Look through the data below. Collect every line where the word "masterhost" occurs.
=-=-=
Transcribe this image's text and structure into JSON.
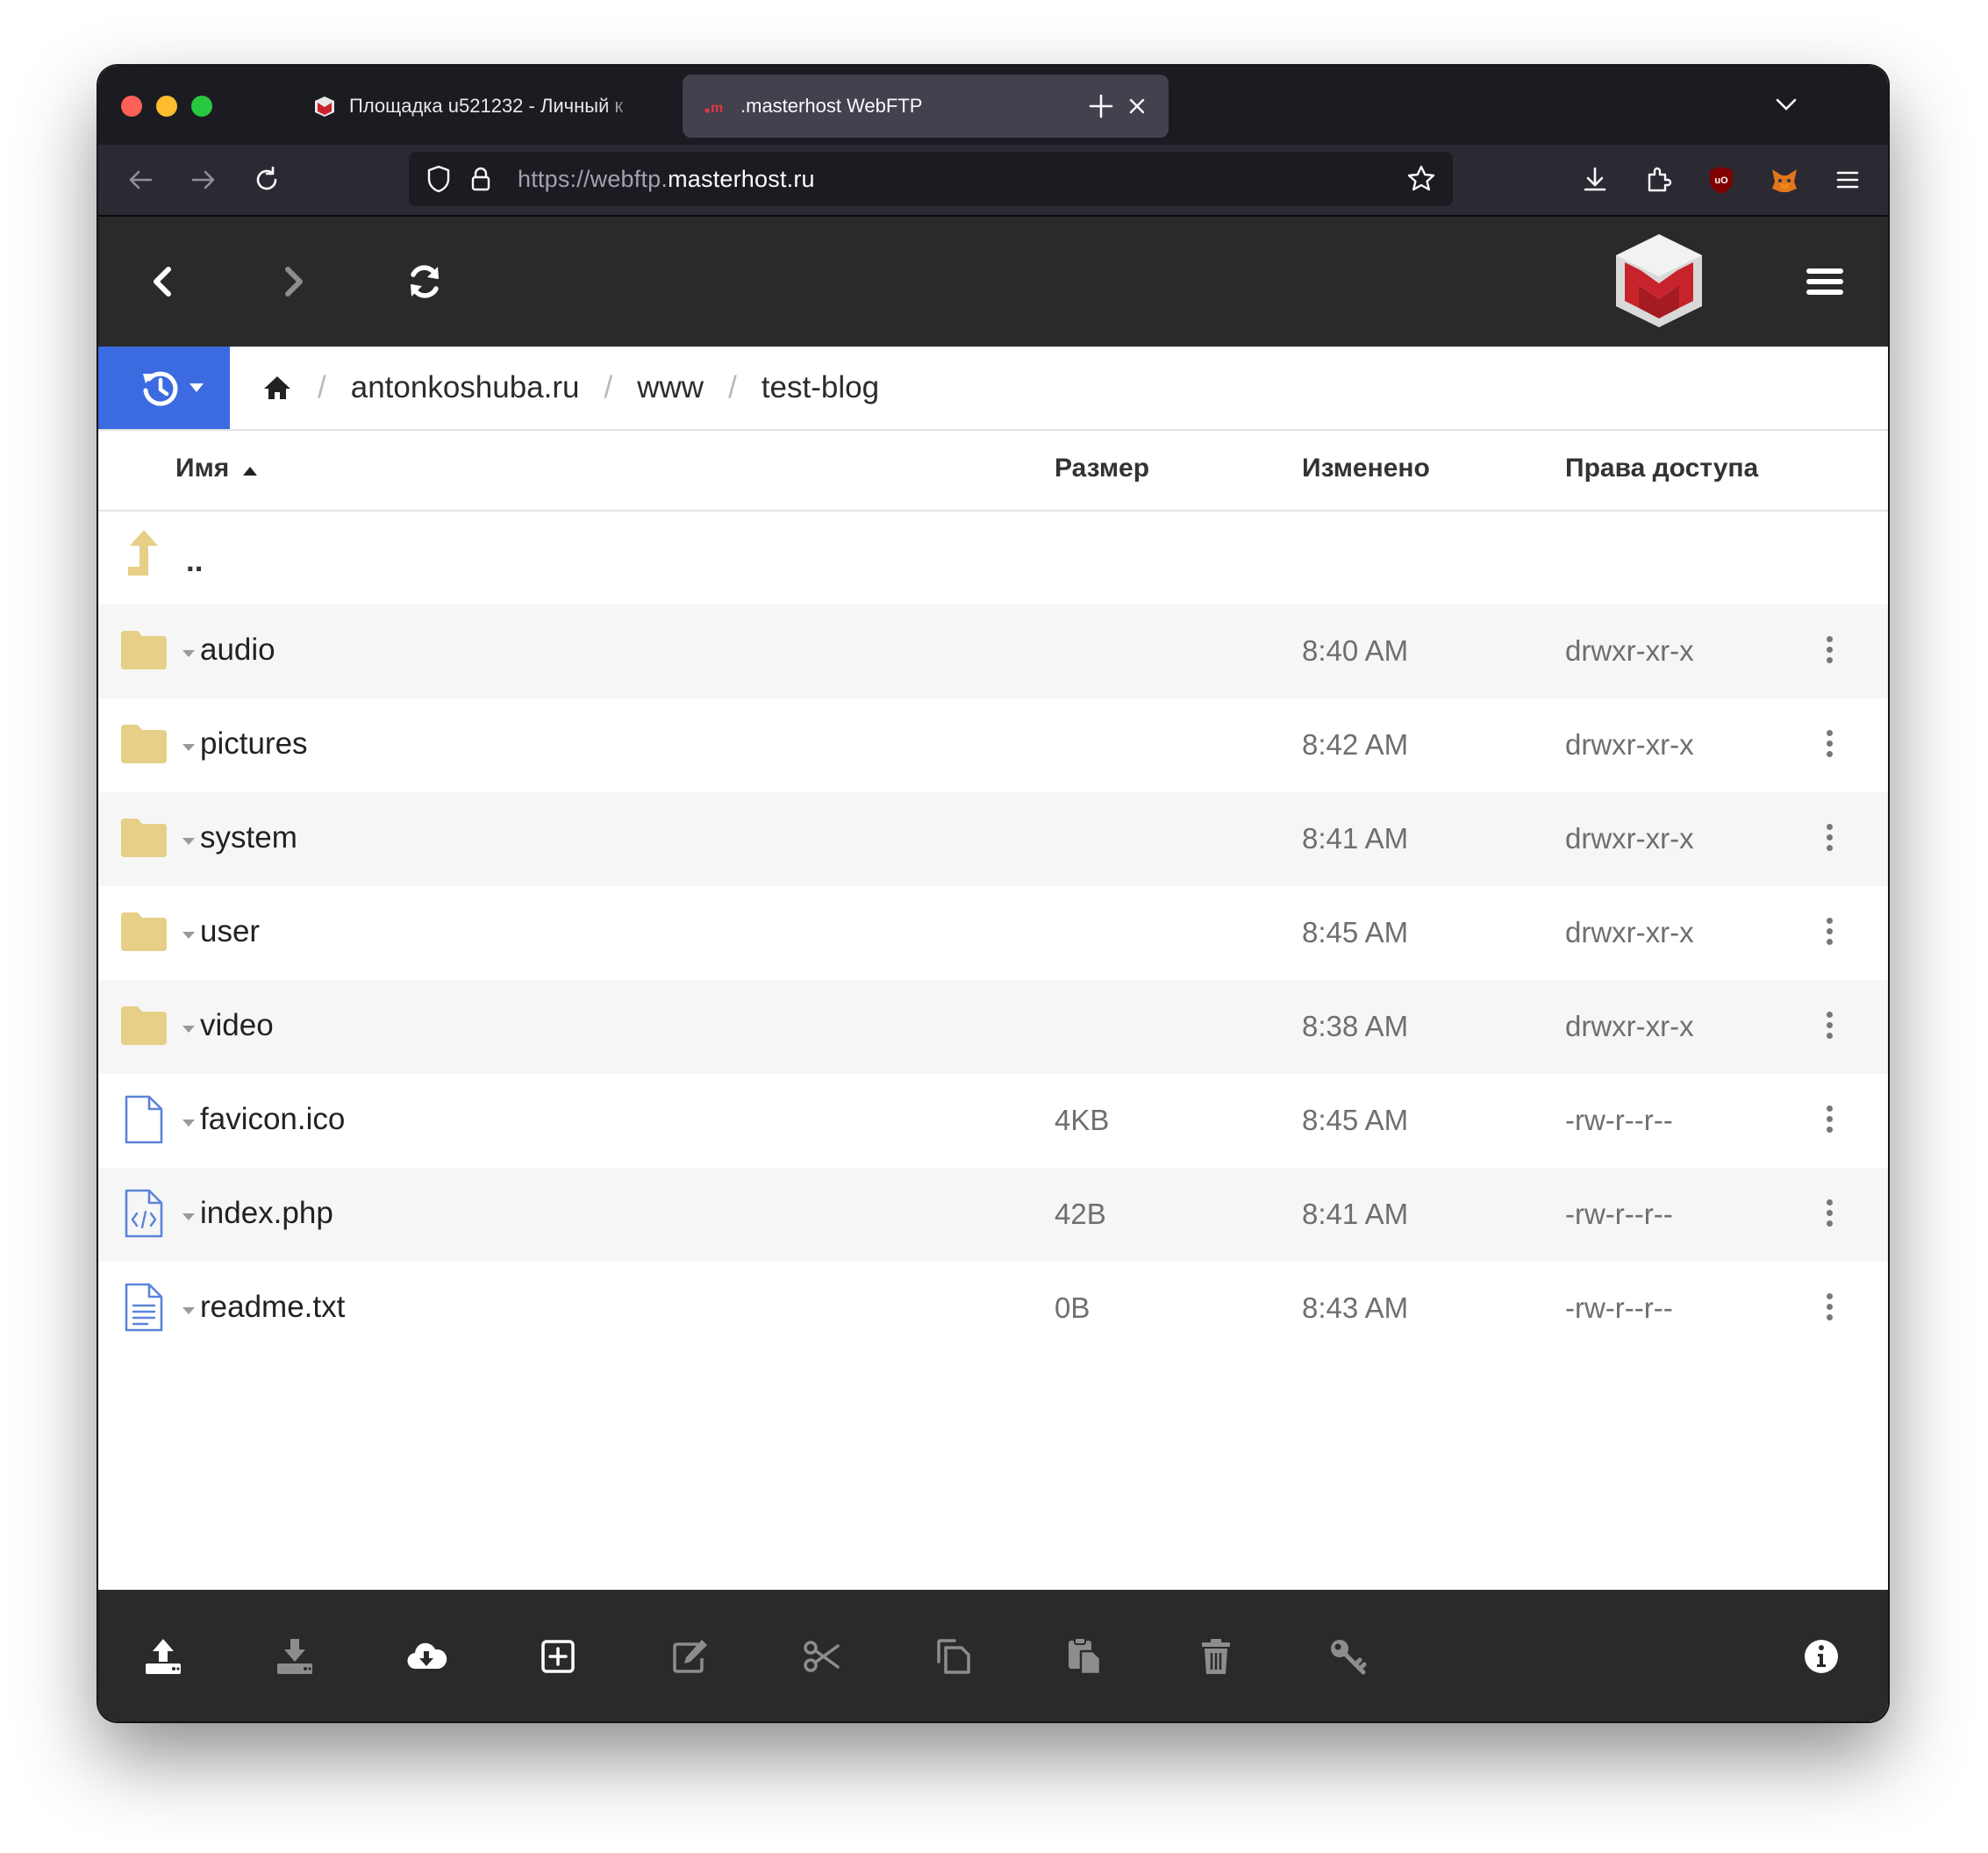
{
  "browser": {
    "tabs": [
      {
        "title": "Площадка u521232 - Личный к",
        "active": false
      },
      {
        "title": ".masterhost WebFTP",
        "active": true
      }
    ],
    "url_prefix": "https://webftp.",
    "url_host": "masterhost.ru"
  },
  "breadcrumb": [
    "antonkoshuba.ru",
    "www",
    "test-blog"
  ],
  "table": {
    "headers": {
      "name": "Имя",
      "size": "Размер",
      "modified": "Изменено",
      "permissions": "Права доступа"
    },
    "sort": {
      "column": "name",
      "direction": "ascending"
    },
    "parent_label": "..",
    "rows": [
      {
        "name": "audio",
        "type": "folder",
        "size": "",
        "modified": "8:40 AM",
        "permissions": "drwxr-xr-x"
      },
      {
        "name": "pictures",
        "type": "folder",
        "size": "",
        "modified": "8:42 AM",
        "permissions": "drwxr-xr-x"
      },
      {
        "name": "system",
        "type": "folder",
        "size": "",
        "modified": "8:41 AM",
        "permissions": "drwxr-xr-x"
      },
      {
        "name": "user",
        "type": "folder",
        "size": "",
        "modified": "8:45 AM",
        "permissions": "drwxr-xr-x"
      },
      {
        "name": "video",
        "type": "folder",
        "size": "",
        "modified": "8:38 AM",
        "permissions": "drwxr-xr-x"
      },
      {
        "name": "favicon.ico",
        "type": "file",
        "size": "4KB",
        "modified": "8:45 AM",
        "permissions": "-rw-r--r--"
      },
      {
        "name": "index.php",
        "type": "code",
        "size": "42B",
        "modified": "8:41 AM",
        "permissions": "-rw-r--r--"
      },
      {
        "name": "readme.txt",
        "type": "text",
        "size": "0B",
        "modified": "8:43 AM",
        "permissions": "-rw-r--r--"
      }
    ]
  },
  "colors": {
    "accent": "#3c6ae0",
    "folder": "#e7cf88",
    "file_icon": "#5b84d9",
    "toolbar_bg": "#2a2a2c",
    "brand_red": "#c8232c"
  },
  "icons": {
    "toolbar_top": [
      "back-icon",
      "forward-icon",
      "refresh-icon",
      "masterhost-logo",
      "menu-icon"
    ],
    "toolbar_bottom": [
      "upload-icon",
      "download-icon",
      "cloud-download-icon",
      "new-item-icon",
      "rename-icon",
      "cut-icon",
      "copy-icon",
      "paste-icon",
      "delete-icon",
      "permissions-key-icon",
      "info-icon"
    ]
  }
}
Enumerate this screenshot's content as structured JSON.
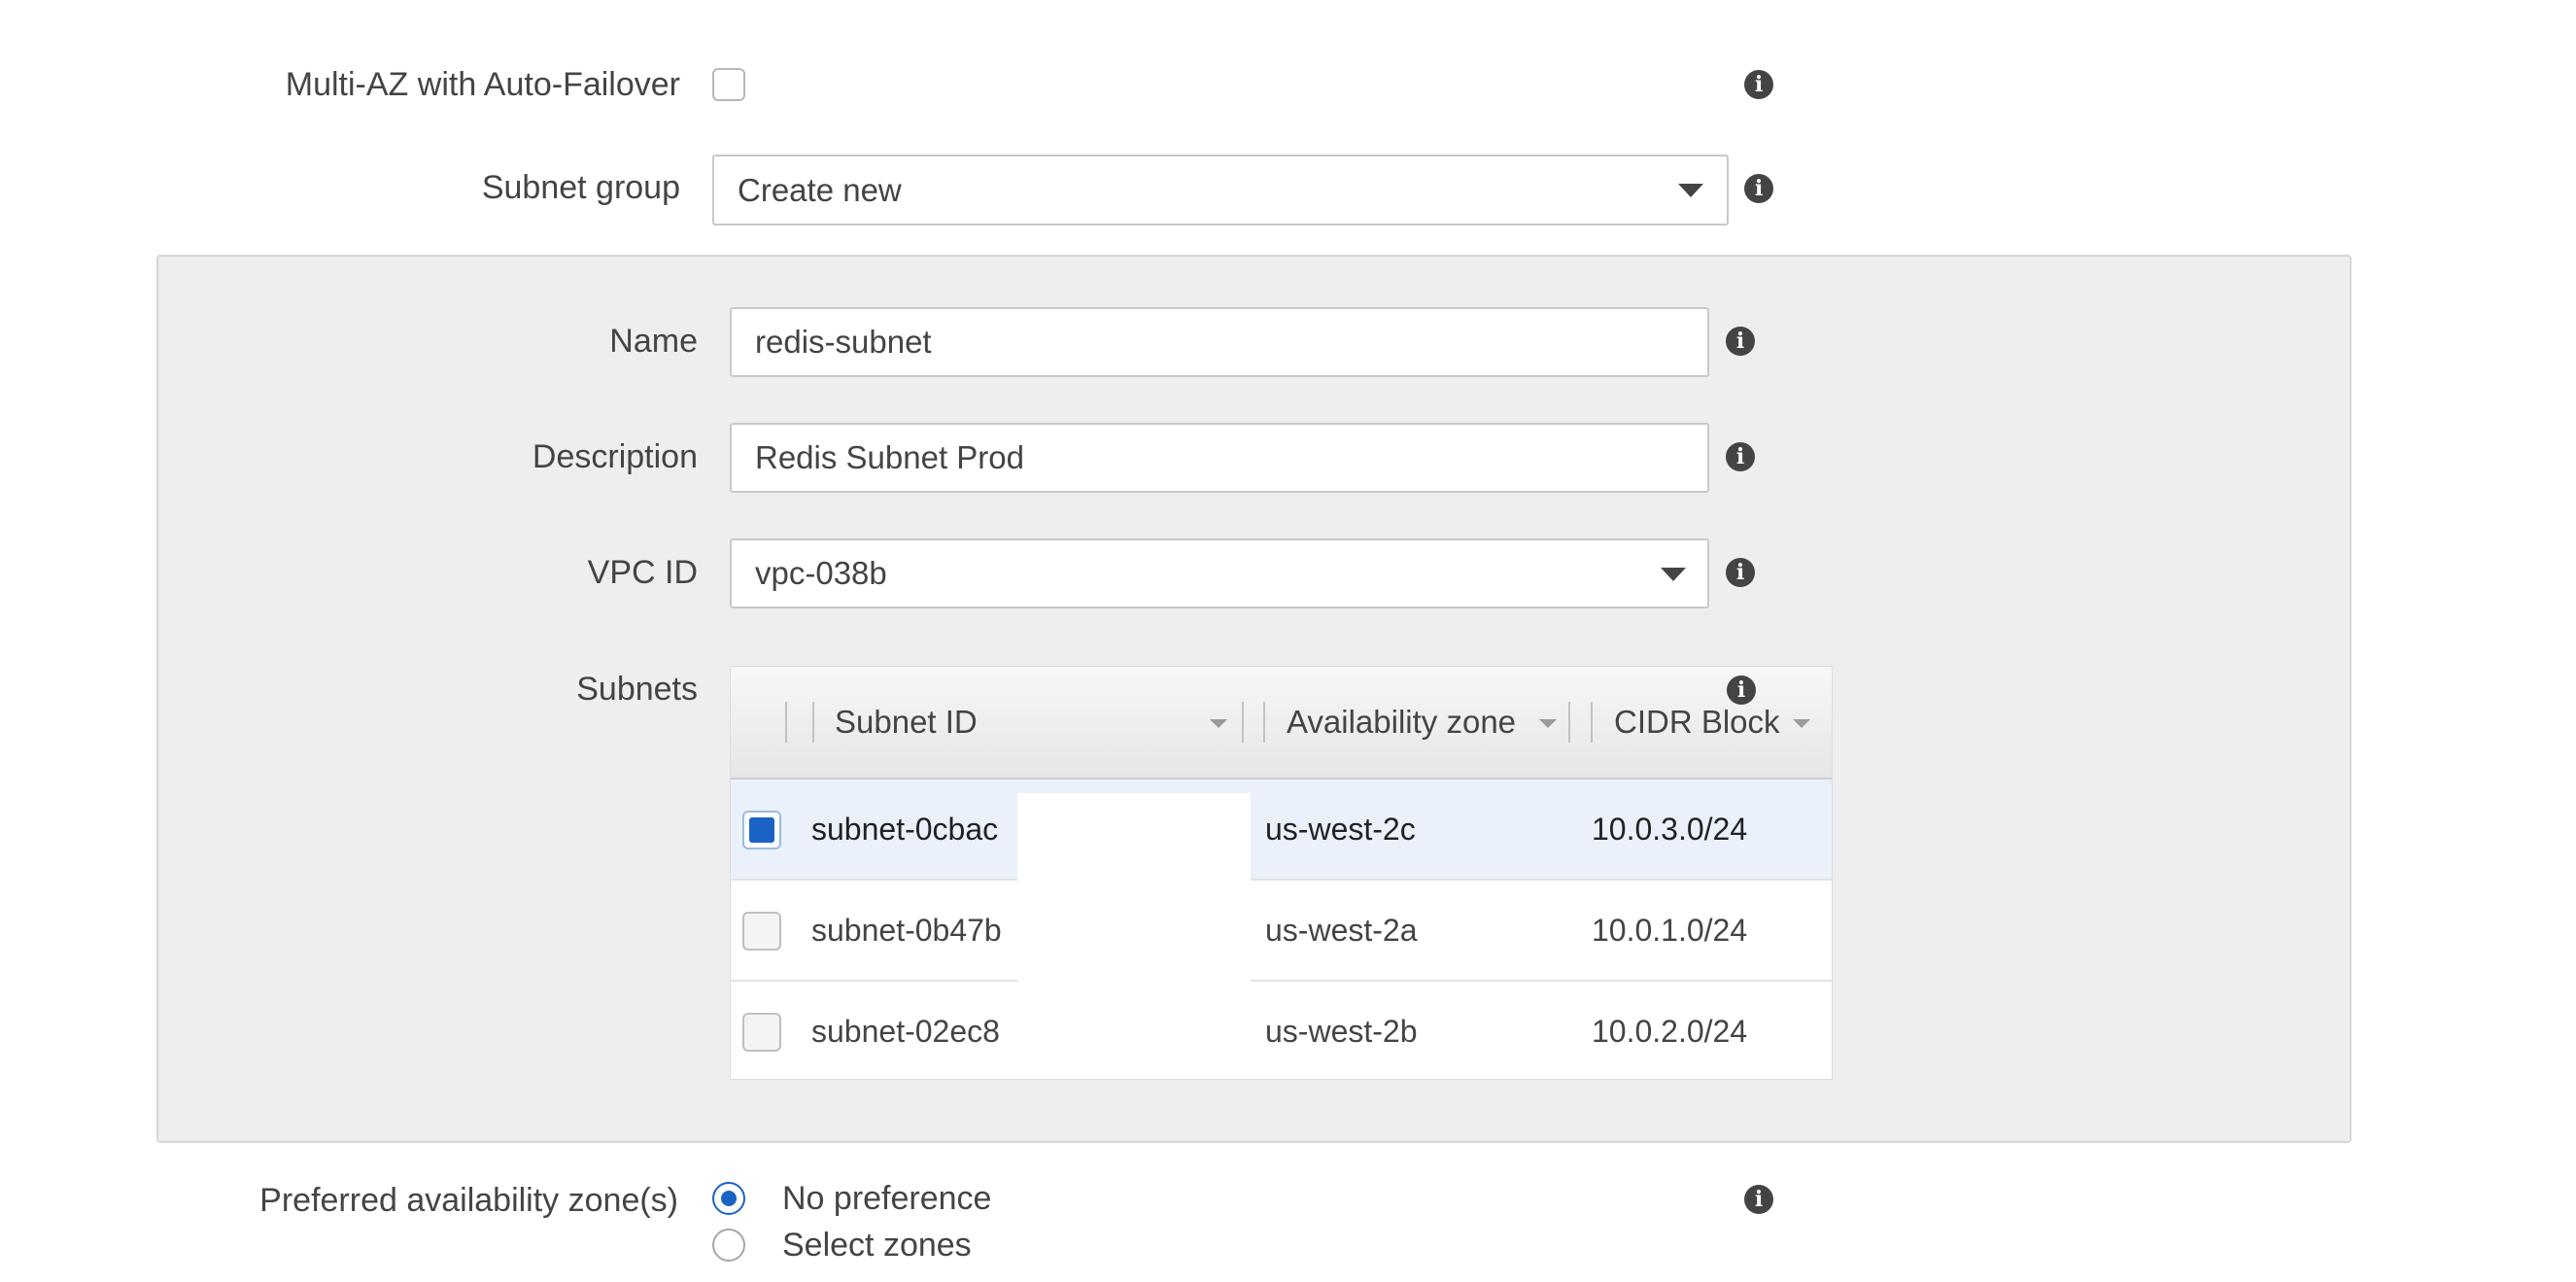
{
  "multi_az": {
    "label": "Multi-AZ with Auto-Failover",
    "checked": false,
    "info_icon": "info-icon"
  },
  "subnet_group": {
    "label": "Subnet group",
    "value": "Create new"
  },
  "name": {
    "label": "Name",
    "value": "redis-subnet"
  },
  "description": {
    "label": "Description",
    "value": "Redis Subnet Prod"
  },
  "vpc": {
    "label": "VPC ID",
    "value": "vpc-038b"
  },
  "subnets": {
    "label": "Subnets",
    "columns": [
      "Subnet ID",
      "Availability zone",
      "CIDR Block"
    ],
    "rows": [
      {
        "subnet_id": "subnet-0cbac",
        "az": "us-west-2c",
        "cidr": "10.0.3.0/24",
        "checked": true
      },
      {
        "subnet_id": "subnet-0b47b",
        "az": "us-west-2a",
        "cidr": "10.0.1.0/24",
        "checked": false
      },
      {
        "subnet_id": "subnet-02ec8",
        "az": "us-west-2b",
        "cidr": "10.0.2.0/24",
        "checked": false
      }
    ]
  },
  "preferred_az": {
    "label": "Preferred availability zone(s)",
    "options": [
      "No preference",
      "Select zones"
    ],
    "selected": "No preference"
  },
  "colors": {
    "accent": "#1a63c5",
    "selected_row": "#eaf1fb",
    "panel": "#eeeeee",
    "text": "#444444"
  }
}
=-=-=
▶ **Response to this exercise**:
        "title": ".masterhost WebFTP",
    "url_host": "masterhost.ru"
      "masterhost-logo",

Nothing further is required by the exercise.